╔══

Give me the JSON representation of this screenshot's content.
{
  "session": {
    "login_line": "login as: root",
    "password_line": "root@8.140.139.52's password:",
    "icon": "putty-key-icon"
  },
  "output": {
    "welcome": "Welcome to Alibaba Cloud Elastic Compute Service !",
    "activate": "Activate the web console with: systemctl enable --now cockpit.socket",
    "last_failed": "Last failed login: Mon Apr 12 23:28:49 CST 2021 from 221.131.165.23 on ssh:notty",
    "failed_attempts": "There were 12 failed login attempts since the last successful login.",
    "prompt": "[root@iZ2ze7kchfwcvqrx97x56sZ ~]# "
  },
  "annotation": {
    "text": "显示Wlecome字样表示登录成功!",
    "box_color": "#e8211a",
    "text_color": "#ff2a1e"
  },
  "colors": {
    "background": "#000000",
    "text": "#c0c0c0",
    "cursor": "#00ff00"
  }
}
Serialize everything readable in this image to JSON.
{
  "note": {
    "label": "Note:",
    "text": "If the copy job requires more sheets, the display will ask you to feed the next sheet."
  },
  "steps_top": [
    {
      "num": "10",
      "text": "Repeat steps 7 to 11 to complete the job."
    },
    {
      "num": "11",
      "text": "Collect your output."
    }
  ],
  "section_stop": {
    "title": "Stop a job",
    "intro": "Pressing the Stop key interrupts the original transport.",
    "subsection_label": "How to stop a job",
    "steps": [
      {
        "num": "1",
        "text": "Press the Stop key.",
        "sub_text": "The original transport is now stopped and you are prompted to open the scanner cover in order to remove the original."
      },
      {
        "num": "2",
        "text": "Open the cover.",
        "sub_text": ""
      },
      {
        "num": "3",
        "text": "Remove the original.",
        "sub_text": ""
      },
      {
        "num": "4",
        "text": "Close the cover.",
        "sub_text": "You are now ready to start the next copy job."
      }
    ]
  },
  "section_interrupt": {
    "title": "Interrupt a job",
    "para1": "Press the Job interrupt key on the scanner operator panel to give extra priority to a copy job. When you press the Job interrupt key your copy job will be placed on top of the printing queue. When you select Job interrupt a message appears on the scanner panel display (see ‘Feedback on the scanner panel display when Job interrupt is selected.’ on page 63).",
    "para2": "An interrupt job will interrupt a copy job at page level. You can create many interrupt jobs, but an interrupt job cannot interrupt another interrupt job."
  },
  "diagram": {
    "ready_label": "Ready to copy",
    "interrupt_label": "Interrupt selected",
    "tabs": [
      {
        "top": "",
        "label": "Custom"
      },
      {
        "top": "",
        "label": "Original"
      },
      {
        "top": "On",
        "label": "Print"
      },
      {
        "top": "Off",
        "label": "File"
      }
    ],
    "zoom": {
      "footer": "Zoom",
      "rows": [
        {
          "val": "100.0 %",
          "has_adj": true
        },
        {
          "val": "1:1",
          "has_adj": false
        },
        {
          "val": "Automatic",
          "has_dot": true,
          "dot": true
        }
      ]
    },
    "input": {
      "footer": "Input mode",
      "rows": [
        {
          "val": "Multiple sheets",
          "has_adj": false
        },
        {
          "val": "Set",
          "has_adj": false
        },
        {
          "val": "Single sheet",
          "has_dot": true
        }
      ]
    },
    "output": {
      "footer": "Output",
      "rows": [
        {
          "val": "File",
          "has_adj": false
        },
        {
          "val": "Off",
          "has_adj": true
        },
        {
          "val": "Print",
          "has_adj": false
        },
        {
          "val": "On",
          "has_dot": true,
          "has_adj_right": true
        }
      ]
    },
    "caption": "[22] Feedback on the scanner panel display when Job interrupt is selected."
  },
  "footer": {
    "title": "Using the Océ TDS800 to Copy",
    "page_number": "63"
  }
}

╚══

#### [Stated exercise]
Your task is to print all of the records exactly.

#### [Task solution]
Give me the JSON representation of this screenshot's content.
{
  "session": {
    "login_line": "login as: root",
    "password_line": "root@8.140.139.52's password:",
    "icon": "putty-key-icon"
  },
  "output": {
    "welcome": "Welcome to Alibaba Cloud Elastic Compute Service !",
    "activate": "Activate the web console with: systemctl enable --now cockpit.socket",
    "last_failed": "Last failed login: Mon Apr 12 23:28:49 CST 2021 from 221.131.165.23 on ssh:notty",
    "failed_attempts": "There were 12 failed login attempts since the last successful login.",
    "prompt": "[root@iZ2ze7kchfwcvqrx97x56sZ ~]# "
  },
  "annotation": {
    "text": "显示Wlecome字样表示登录成功!",
    "box_color": "#e8211a",
    "text_color": "#ff2a1e"
  },
  "colors": {
    "background": "#000000",
    "text": "#c0c0c0",
    "cursor": "#00ff00"
  }
}
Serialize everything readable in this image to JSON.
{
  "note": {
    "label": "Note:",
    "text": "If the copy job requires more sheets, the display will ask you to feed the next sheet."
  },
  "steps_top": [
    {
      "num": "10",
      "text": "Repeat steps 7 to 11 to complete the job."
    },
    {
      "num": "11",
      "text": "Collect your output."
    }
  ],
  "section_stop": {
    "title": "Stop a job",
    "intro": "Pressing the Stop key interrupts the original transport.",
    "subsection_label": "How to stop a job",
    "steps": [
      {
        "num": "1",
        "text": "Press the Stop key.",
        "sub_text": "The original transport is now stopped and you are prompted to open the scanner cover in order to remove the original."
      },
      {
        "num": "2",
        "text": "Open the cover.",
        "sub_text": ""
      },
      {
        "num": "3",
        "text": "Remove the original.",
        "sub_text": ""
      },
      {
        "num": "4",
        "text": "Close the cover.",
        "sub_text": "You are now ready to start the next copy job."
      }
    ]
  },
  "section_interrupt": {
    "title": "Interrupt a job",
    "para1": "Press the Job interrupt key on the scanner operator panel to give extra priority to a copy job. When you press the Job interrupt key your copy job will be placed on top of the printing queue. When you select Job interrupt a message appears on the scanner panel display (see ‘Feedback on the scanner panel display when Job interrupt is selected.’ on page 63).",
    "para2": "An interrupt job will interrupt a copy job at page level. You can create many interrupt jobs, but an interrupt job cannot interrupt another interrupt job."
  },
  "diagram": {
    "ready_label": "Ready to copy",
    "interrupt_label": "Interrupt selected",
    "tabs": [
      {
        "top": "",
        "label": "Custom"
      },
      {
        "top": "",
        "label": "Original"
      },
      {
        "top": "On",
        "label": "Print"
      },
      {
        "top": "Off",
        "label": "File"
      }
    ],
    "zoom": {
      "footer": "Zoom",
      "rows": [
        {
          "val": "100.0 %",
          "has_adj": true
        },
        {
          "val": "1:1",
          "has_adj": false
        },
        {
          "val": "Automatic",
          "has_dot": true,
          "dot": true
        }
      ]
    },
    "input": {
      "footer": "Input mode",
      "rows": [
        {
          "val": "Multiple sheets",
          "has_adj": false
        },
        {
          "val": "Set",
          "has_adj": false
        },
        {
          "val": "Single sheet",
          "has_dot": true
        }
      ]
    },
    "output": {
      "footer": "Output",
      "rows": [
        {
          "val": "File",
          "has_adj": false
        },
        {
          "val": "Off",
          "has_adj": true
        },
        {
          "val": "Print",
          "has_adj": false
        },
        {
          "val": "On",
          "has_dot": true,
          "has_adj_right": true
        }
      ]
    },
    "caption": "[22] Feedback on the scanner panel display when Job interrupt is selected."
  },
  "footer": {
    "title": "Using the Océ TDS800 to Copy",
    "page_number": "63"
  }
}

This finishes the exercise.